**Goal of the exercise**
Return every record below exactly as written, omitting any pictures.

**Data supplied**

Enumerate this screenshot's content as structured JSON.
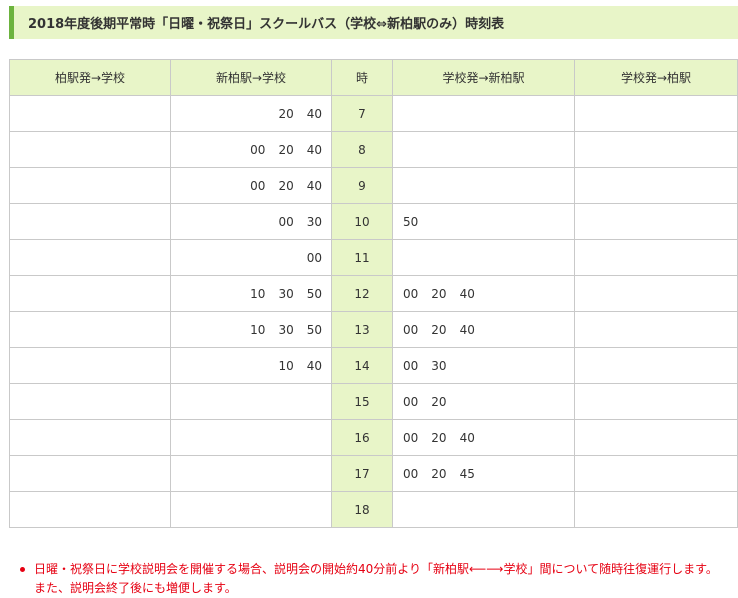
{
  "page": {
    "title": "2018年度後期平常時「日曜・祝祭日」スクールバス（学校⇔新柏駅のみ）時刻表"
  },
  "table": {
    "headers": [
      "柏駅発→学校",
      "新柏駅→学校",
      "時",
      "学校発→新柏駅",
      "学校発→柏駅"
    ],
    "rows": [
      {
        "hour": "7",
        "kashiwa_to_school": [],
        "shinkashiwa_to_school": [
          "20",
          "40"
        ],
        "school_to_shinkashiwa": [],
        "school_to_kashiwa": []
      },
      {
        "hour": "8",
        "kashiwa_to_school": [],
        "shinkashiwa_to_school": [
          "00",
          "20",
          "40"
        ],
        "school_to_shinkashiwa": [],
        "school_to_kashiwa": []
      },
      {
        "hour": "9",
        "kashiwa_to_school": [],
        "shinkashiwa_to_school": [
          "00",
          "20",
          "40"
        ],
        "school_to_shinkashiwa": [],
        "school_to_kashiwa": []
      },
      {
        "hour": "10",
        "kashiwa_to_school": [],
        "shinkashiwa_to_school": [
          "00",
          "30"
        ],
        "school_to_shinkashiwa": [
          "50"
        ],
        "school_to_kashiwa": []
      },
      {
        "hour": "11",
        "kashiwa_to_school": [],
        "shinkashiwa_to_school": [
          "00"
        ],
        "school_to_shinkashiwa": [],
        "school_to_kashiwa": []
      },
      {
        "hour": "12",
        "kashiwa_to_school": [],
        "shinkashiwa_to_school": [
          "10",
          "30",
          "50"
        ],
        "school_to_shinkashiwa": [
          "00",
          "20",
          "40"
        ],
        "school_to_kashiwa": []
      },
      {
        "hour": "13",
        "kashiwa_to_school": [],
        "shinkashiwa_to_school": [
          "10",
          "30",
          "50"
        ],
        "school_to_shinkashiwa": [
          "00",
          "20",
          "40"
        ],
        "school_to_kashiwa": []
      },
      {
        "hour": "14",
        "kashiwa_to_school": [],
        "shinkashiwa_to_school": [
          "10",
          "40"
        ],
        "school_to_shinkashiwa": [
          "00",
          "30"
        ],
        "school_to_kashiwa": []
      },
      {
        "hour": "15",
        "kashiwa_to_school": [],
        "shinkashiwa_to_school": [],
        "school_to_shinkashiwa": [
          "00",
          "20"
        ],
        "school_to_kashiwa": []
      },
      {
        "hour": "16",
        "kashiwa_to_school": [],
        "shinkashiwa_to_school": [],
        "school_to_shinkashiwa": [
          "00",
          "20",
          "40"
        ],
        "school_to_kashiwa": []
      },
      {
        "hour": "17",
        "kashiwa_to_school": [],
        "shinkashiwa_to_school": [],
        "school_to_shinkashiwa": [
          "00",
          "20",
          "45"
        ],
        "school_to_kashiwa": []
      },
      {
        "hour": "18",
        "kashiwa_to_school": [],
        "shinkashiwa_to_school": [],
        "school_to_shinkashiwa": [],
        "school_to_kashiwa": []
      }
    ]
  },
  "notes": [
    "日曜・祝祭日に学校説明会を開催する場合、説明会の開始約40分前より「新柏駅⟵⟶学校」間について随時往復運行します。また、説明会終了後にも増便します。"
  ],
  "colors": {
    "header_bg": "#e8f5c8",
    "accent": "#6cb33e",
    "note_text": "#e60012",
    "border": "#c9c9c9"
  }
}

**The completed task**
Enumerate this screenshot's content as structured JSON.
{
  "page": {
    "title": "2018年度後期平常時「日曜・祝祭日」スクールバス（学校⇔新柏駅のみ）時刻表"
  },
  "table": {
    "headers": [
      "柏駅発→学校",
      "新柏駅→学校",
      "時",
      "学校発→新柏駅",
      "学校発→柏駅"
    ],
    "rows": [
      {
        "hour": "7",
        "kashiwa_to_school": [],
        "shinkashiwa_to_school": [
          "20",
          "40"
        ],
        "school_to_shinkashiwa": [],
        "school_to_kashiwa": []
      },
      {
        "hour": "8",
        "kashiwa_to_school": [],
        "shinkashiwa_to_school": [
          "00",
          "20",
          "40"
        ],
        "school_to_shinkashiwa": [],
        "school_to_kashiwa": []
      },
      {
        "hour": "9",
        "kashiwa_to_school": [],
        "shinkashiwa_to_school": [
          "00",
          "20",
          "40"
        ],
        "school_to_shinkashiwa": [],
        "school_to_kashiwa": []
      },
      {
        "hour": "10",
        "kashiwa_to_school": [],
        "shinkashiwa_to_school": [
          "00",
          "30"
        ],
        "school_to_shinkashiwa": [
          "50"
        ],
        "school_to_kashiwa": []
      },
      {
        "hour": "11",
        "kashiwa_to_school": [],
        "shinkashiwa_to_school": [
          "00"
        ],
        "school_to_shinkashiwa": [],
        "school_to_kashiwa": []
      },
      {
        "hour": "12",
        "kashiwa_to_school": [],
        "shinkashiwa_to_school": [
          "10",
          "30",
          "50"
        ],
        "school_to_shinkashiwa": [
          "00",
          "20",
          "40"
        ],
        "school_to_kashiwa": []
      },
      {
        "hour": "13",
        "kashiwa_to_school": [],
        "shinkashiwa_to_school": [
          "10",
          "30",
          "50"
        ],
        "school_to_shinkashiwa": [
          "00",
          "20",
          "40"
        ],
        "school_to_kashiwa": []
      },
      {
        "hour": "14",
        "kashiwa_to_school": [],
        "shinkashiwa_to_school": [
          "10",
          "40"
        ],
        "school_to_shinkashiwa": [
          "00",
          "30"
        ],
        "school_to_kashiwa": []
      },
      {
        "hour": "15",
        "kashiwa_to_school": [],
        "shinkashiwa_to_school": [],
        "school_to_shinkashiwa": [
          "00",
          "20"
        ],
        "school_to_kashiwa": []
      },
      {
        "hour": "16",
        "kashiwa_to_school": [],
        "shinkashiwa_to_school": [],
        "school_to_shinkashiwa": [
          "00",
          "20",
          "40"
        ],
        "school_to_kashiwa": []
      },
      {
        "hour": "17",
        "kashiwa_to_school": [],
        "shinkashiwa_to_school": [],
        "school_to_shinkashiwa": [
          "00",
          "20",
          "45"
        ],
        "school_to_kashiwa": []
      },
      {
        "hour": "18",
        "kashiwa_to_school": [],
        "shinkashiwa_to_school": [],
        "school_to_shinkashiwa": [],
        "school_to_kashiwa": []
      }
    ]
  },
  "notes": [
    "日曜・祝祭日に学校説明会を開催する場合、説明会の開始約40分前より「新柏駅⟵⟶学校」間について随時往復運行します。また、説明会終了後にも増便します。"
  ],
  "colors": {
    "header_bg": "#e8f5c8",
    "accent": "#6cb33e",
    "note_text": "#e60012",
    "border": "#c9c9c9"
  }
}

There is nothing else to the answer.